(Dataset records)
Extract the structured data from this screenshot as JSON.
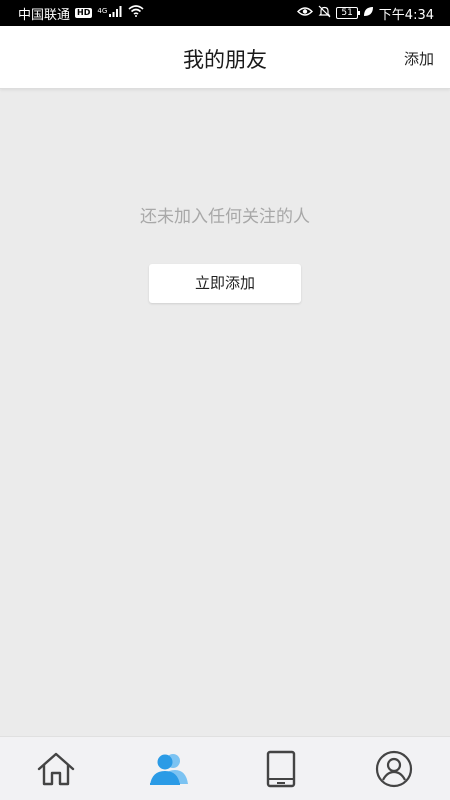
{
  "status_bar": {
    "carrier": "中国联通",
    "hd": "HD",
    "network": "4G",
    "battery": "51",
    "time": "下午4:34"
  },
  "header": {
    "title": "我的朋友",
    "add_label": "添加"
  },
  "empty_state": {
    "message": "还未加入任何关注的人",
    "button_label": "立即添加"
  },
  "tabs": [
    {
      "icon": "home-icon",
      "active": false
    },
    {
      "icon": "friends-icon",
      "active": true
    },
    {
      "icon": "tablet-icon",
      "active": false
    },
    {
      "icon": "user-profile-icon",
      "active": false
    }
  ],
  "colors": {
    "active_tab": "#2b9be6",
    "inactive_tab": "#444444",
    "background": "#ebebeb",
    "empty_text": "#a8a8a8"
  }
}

---

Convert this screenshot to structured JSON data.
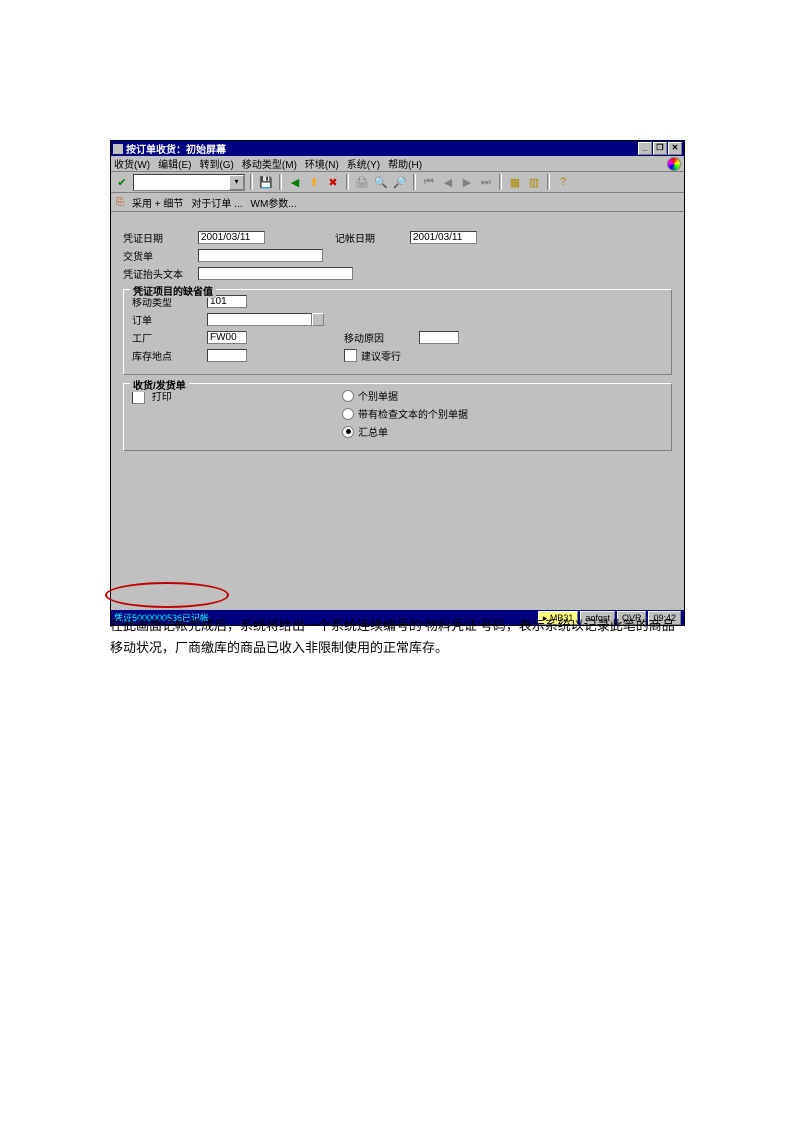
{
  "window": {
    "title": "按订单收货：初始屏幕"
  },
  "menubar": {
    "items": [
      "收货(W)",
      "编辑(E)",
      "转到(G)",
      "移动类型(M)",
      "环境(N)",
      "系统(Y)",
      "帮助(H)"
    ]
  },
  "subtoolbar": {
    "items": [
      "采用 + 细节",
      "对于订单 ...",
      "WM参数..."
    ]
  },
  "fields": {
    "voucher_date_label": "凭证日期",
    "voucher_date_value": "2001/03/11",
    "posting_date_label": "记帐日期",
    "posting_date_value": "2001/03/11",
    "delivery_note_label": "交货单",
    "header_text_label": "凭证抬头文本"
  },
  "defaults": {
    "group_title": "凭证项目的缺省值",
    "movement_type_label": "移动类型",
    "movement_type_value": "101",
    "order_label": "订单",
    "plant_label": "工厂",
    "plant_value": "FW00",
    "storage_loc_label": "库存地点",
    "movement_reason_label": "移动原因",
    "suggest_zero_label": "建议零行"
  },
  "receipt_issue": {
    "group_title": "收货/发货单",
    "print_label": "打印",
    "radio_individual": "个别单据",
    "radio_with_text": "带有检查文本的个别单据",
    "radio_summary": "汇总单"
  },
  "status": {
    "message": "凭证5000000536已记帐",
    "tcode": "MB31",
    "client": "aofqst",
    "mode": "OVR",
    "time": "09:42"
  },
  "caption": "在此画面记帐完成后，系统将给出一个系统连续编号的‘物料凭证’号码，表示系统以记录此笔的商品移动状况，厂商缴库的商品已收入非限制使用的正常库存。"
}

▶ **WORK TO BE COMPLETED**
Determine how many lines include the word "icon" and report that number by itself.

▶ **TASK RESULT**
4